THE PROBLEM -> Check each line for the word "JSON" and report how many have it. Give nothing else.

(Excerpts from a figure dataset)
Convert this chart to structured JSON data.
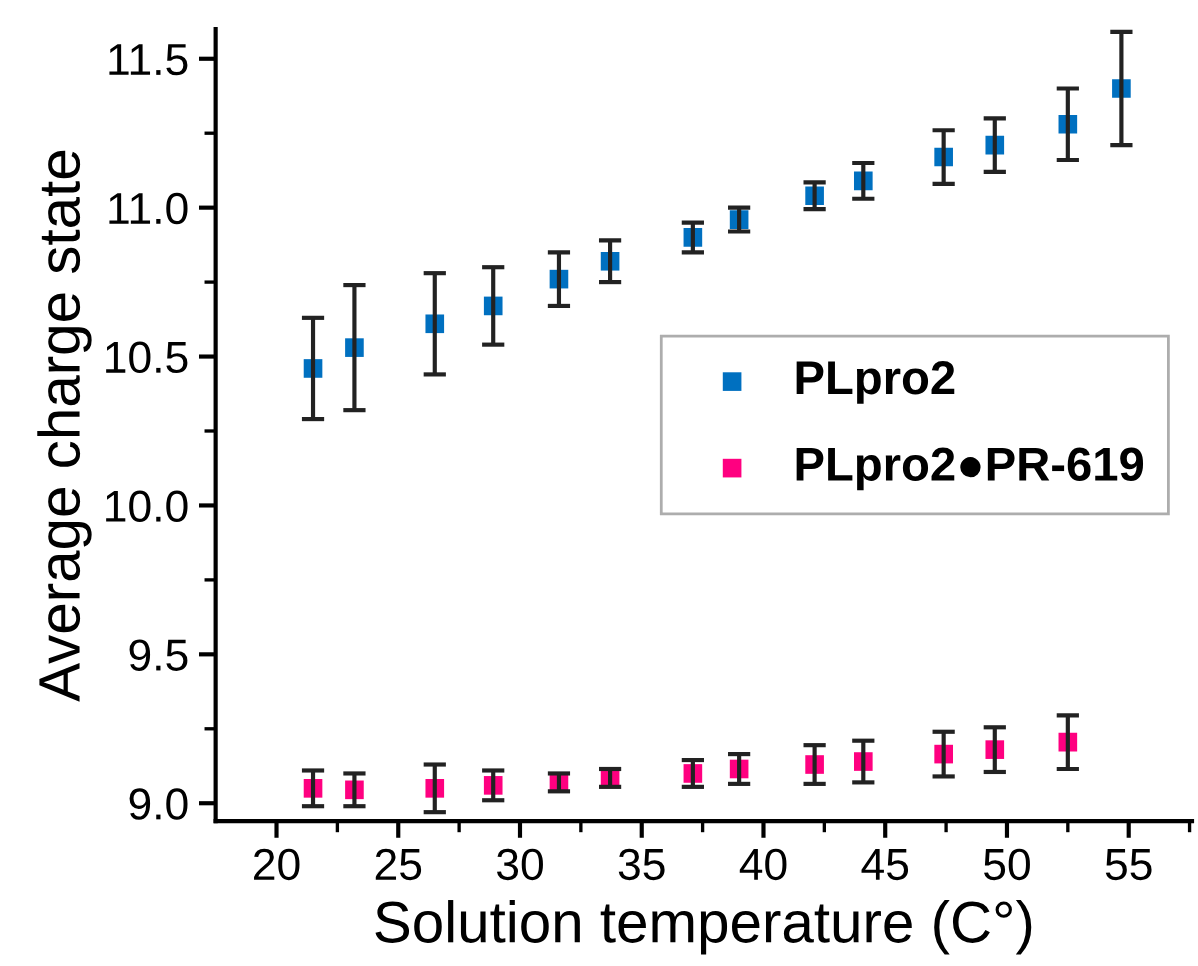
{
  "chart_data": {
    "type": "scatter",
    "xlabel": "Solution temperature (C°)",
    "ylabel": "Average charge state",
    "x": [
      21.5,
      23.2,
      26.5,
      28.9,
      31.6,
      33.7,
      37.1,
      39.0,
      42.1,
      44.1,
      47.4,
      49.5,
      52.5,
      54.7
    ],
    "series": [
      {
        "name": "PLpro2",
        "color": "#0070c0",
        "values": [
          10.46,
          10.53,
          10.61,
          10.67,
          10.76,
          10.82,
          10.9,
          10.96,
          11.04,
          11.09,
          11.17,
          11.21,
          11.28,
          11.4
        ],
        "errors": [
          0.17,
          0.21,
          0.17,
          0.13,
          0.09,
          0.07,
          0.05,
          0.04,
          0.045,
          0.06,
          0.09,
          0.09,
          0.12,
          0.19
        ]
      },
      {
        "name": "PLpro2●PR-619",
        "color": "#ff0080",
        "values": [
          9.05,
          9.045,
          9.05,
          9.06,
          9.07,
          9.085,
          9.1,
          9.115,
          9.13,
          9.14,
          9.165,
          9.18,
          9.205,
          null
        ],
        "errors": [
          0.06,
          0.055,
          0.08,
          0.05,
          0.03,
          0.03,
          0.045,
          0.05,
          0.065,
          0.07,
          0.075,
          0.075,
          0.09,
          null
        ]
      }
    ],
    "xlim": [
      17.5,
      57.6
    ],
    "ylim": [
      8.94,
      11.6
    ],
    "xticks": [
      20,
      25,
      30,
      35,
      40,
      45,
      50,
      55
    ],
    "yticks": [
      {
        "value": 9.0,
        "label": "9.0"
      },
      {
        "value": 9.5,
        "label": "9.5"
      },
      {
        "value": 10.0,
        "label": "10.0"
      },
      {
        "value": 10.5,
        "label": "10.5"
      },
      {
        "value": 11.0,
        "label": "11.0"
      },
      {
        "value": 11.5,
        "label": "11.5"
      }
    ],
    "marker": "square",
    "legend": "center right",
    "grid": false
  }
}
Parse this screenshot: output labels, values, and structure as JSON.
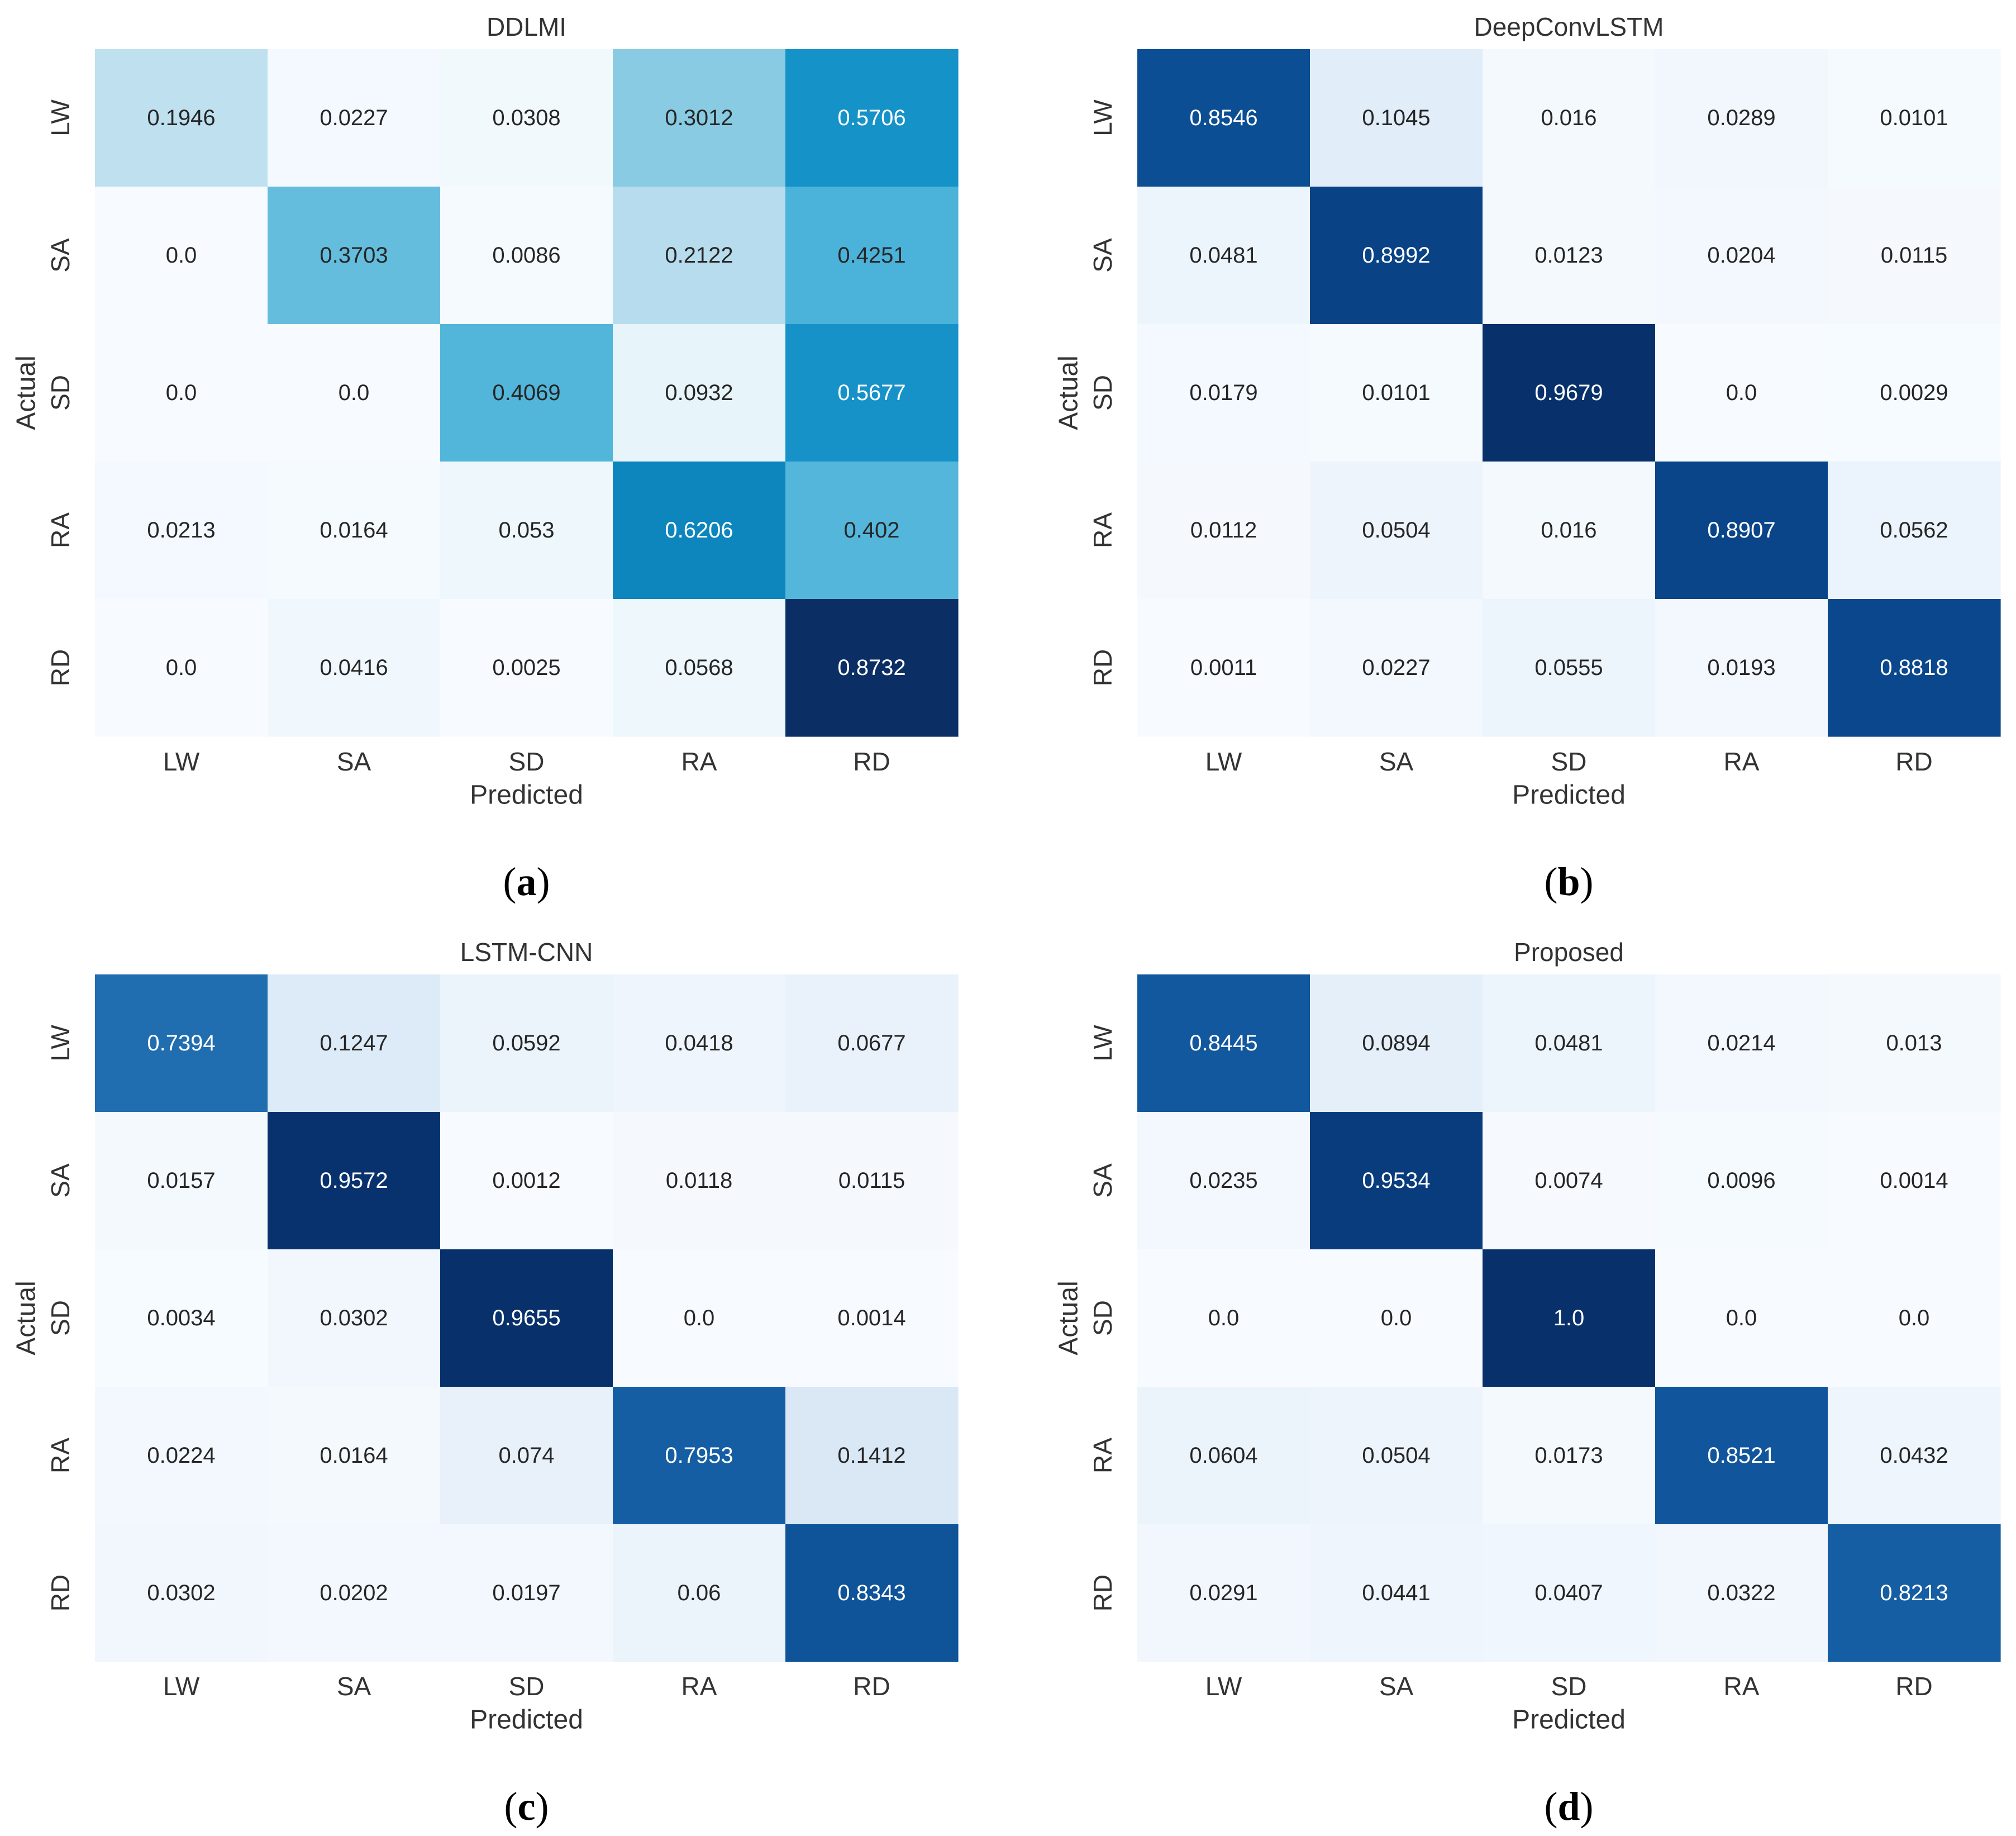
{
  "chart_data": [
    {
      "type": "heatmap",
      "panel": "a",
      "title": "DDLMI",
      "xlabel": "Predicted",
      "ylabel": "Actual",
      "x_categories": [
        "LW",
        "SA",
        "SD",
        "RA",
        "RD"
      ],
      "y_categories": [
        "LW",
        "SA",
        "SD",
        "RA",
        "RD"
      ],
      "values": [
        [
          0.1946,
          0.0227,
          0.0308,
          0.3012,
          0.5706
        ],
        [
          0.0,
          0.3703,
          0.0086,
          0.2122,
          0.4251
        ],
        [
          0.0,
          0.0,
          0.4069,
          0.0932,
          0.5677
        ],
        [
          0.0213,
          0.0164,
          0.053,
          0.6206,
          0.402
        ],
        [
          0.0,
          0.0416,
          0.0025,
          0.0568,
          0.8732
        ]
      ],
      "cell_labels": [
        [
          "0.1946",
          "0.0227",
          "0.0308",
          "0.3012",
          "0.5706"
        ],
        [
          "0.0",
          "0.3703",
          "0.0086",
          "0.2122",
          "0.4251"
        ],
        [
          "0.0",
          "0.0",
          "0.4069",
          "0.0932",
          "0.5677"
        ],
        [
          "0.0213",
          "0.0164",
          "0.053",
          "0.6206",
          "0.402"
        ],
        [
          "0.0",
          "0.0416",
          "0.0025",
          "0.0568",
          "0.8732"
        ]
      ],
      "colormap": [
        "#f7fbff",
        "#e6f4fa",
        "#bfe0ef",
        "#8fcde3",
        "#5ab9db",
        "#32a6d7",
        "#118fc5",
        "#0677b2",
        "#0b4f8c",
        "#0b2f64"
      ]
    },
    {
      "type": "heatmap",
      "panel": "b",
      "title": "DeepConvLSTM",
      "xlabel": "Predicted",
      "ylabel": "Actual",
      "x_categories": [
        "LW",
        "SA",
        "SD",
        "RA",
        "RD"
      ],
      "y_categories": [
        "LW",
        "SA",
        "SD",
        "RA",
        "RD"
      ],
      "values": [
        [
          0.8546,
          0.1045,
          0.016,
          0.0289,
          0.0101
        ],
        [
          0.0481,
          0.8992,
          0.0123,
          0.0204,
          0.0115
        ],
        [
          0.0179,
          0.0101,
          0.9679,
          0.0,
          0.0029
        ],
        [
          0.0112,
          0.0504,
          0.016,
          0.8907,
          0.0562
        ],
        [
          0.0011,
          0.0227,
          0.0555,
          0.0193,
          0.8818
        ]
      ],
      "cell_labels": [
        [
          "0.8546",
          "0.1045",
          "0.016",
          "0.0289",
          "0.0101"
        ],
        [
          "0.0481",
          "0.8992",
          "0.0123",
          "0.0204",
          "0.0115"
        ],
        [
          "0.0179",
          "0.0101",
          "0.9679",
          "0.0",
          "0.0029"
        ],
        [
          "0.0112",
          "0.0504",
          "0.016",
          "0.8907",
          "0.0562"
        ],
        [
          "0.0011",
          "0.0227",
          "0.0555",
          "0.0193",
          "0.8818"
        ]
      ],
      "colormap": [
        "#f7fbff",
        "#e3eef9",
        "#cfe1f2",
        "#b5d4e9",
        "#93c3df",
        "#6daed5",
        "#4b97c9",
        "#2f7ebc",
        "#1864aa",
        "#0a4a90",
        "#08306b"
      ]
    },
    {
      "type": "heatmap",
      "panel": "c",
      "title": "LSTM-CNN",
      "xlabel": "Predicted",
      "ylabel": "Actual",
      "x_categories": [
        "LW",
        "SA",
        "SD",
        "RA",
        "RD"
      ],
      "y_categories": [
        "LW",
        "SA",
        "SD",
        "RA",
        "RD"
      ],
      "values": [
        [
          0.7394,
          0.1247,
          0.0592,
          0.0418,
          0.0677
        ],
        [
          0.0157,
          0.9572,
          0.0012,
          0.0118,
          0.0115
        ],
        [
          0.0034,
          0.0302,
          0.9655,
          0.0,
          0.0014
        ],
        [
          0.0224,
          0.0164,
          0.074,
          0.7953,
          0.1412
        ],
        [
          0.0302,
          0.0202,
          0.0197,
          0.06,
          0.8343
        ]
      ],
      "cell_labels": [
        [
          "0.7394",
          "0.1247",
          "0.0592",
          "0.0418",
          "0.0677"
        ],
        [
          "0.0157",
          "0.9572",
          "0.0012",
          "0.0118",
          "0.0115"
        ],
        [
          "0.0034",
          "0.0302",
          "0.9655",
          "0.0",
          "0.0014"
        ],
        [
          "0.0224",
          "0.0164",
          "0.074",
          "0.7953",
          "0.1412"
        ],
        [
          "0.0302",
          "0.0202",
          "0.0197",
          "0.06",
          "0.8343"
        ]
      ],
      "colormap": [
        "#f7fbff",
        "#e3eef9",
        "#cfe1f2",
        "#b5d4e9",
        "#93c3df",
        "#6daed5",
        "#4b97c9",
        "#2f7ebc",
        "#1864aa",
        "#0a4a90",
        "#08306b"
      ]
    },
    {
      "type": "heatmap",
      "panel": "d",
      "title": "Proposed",
      "xlabel": "Predicted",
      "ylabel": "Actual",
      "x_categories": [
        "LW",
        "SA",
        "SD",
        "RA",
        "RD"
      ],
      "y_categories": [
        "LW",
        "SA",
        "SD",
        "RA",
        "RD"
      ],
      "values": [
        [
          0.8445,
          0.0894,
          0.0481,
          0.0214,
          0.013
        ],
        [
          0.0235,
          0.9534,
          0.0074,
          0.0096,
          0.0014
        ],
        [
          0.0,
          0.0,
          1.0,
          0.0,
          0.0
        ],
        [
          0.0604,
          0.0504,
          0.0173,
          0.8521,
          0.0432
        ],
        [
          0.0291,
          0.0441,
          0.0407,
          0.0322,
          0.8213
        ]
      ],
      "cell_labels": [
        [
          "0.8445",
          "0.0894",
          "0.0481",
          "0.0214",
          "0.013"
        ],
        [
          "0.0235",
          "0.9534",
          "0.0074",
          "0.0096",
          "0.0014"
        ],
        [
          "0.0",
          "0.0",
          "1.0",
          "0.0",
          "0.0"
        ],
        [
          "0.0604",
          "0.0504",
          "0.0173",
          "0.8521",
          "0.0432"
        ],
        [
          "0.0291",
          "0.0441",
          "0.0407",
          "0.0322",
          "0.8213"
        ]
      ],
      "colormap": [
        "#f7fbff",
        "#e3eef9",
        "#cfe1f2",
        "#b5d4e9",
        "#93c3df",
        "#6daed5",
        "#4b97c9",
        "#2f7ebc",
        "#1864aa",
        "#0a4a90",
        "#08306b"
      ]
    }
  ]
}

THE COMPLETED TASK -> 2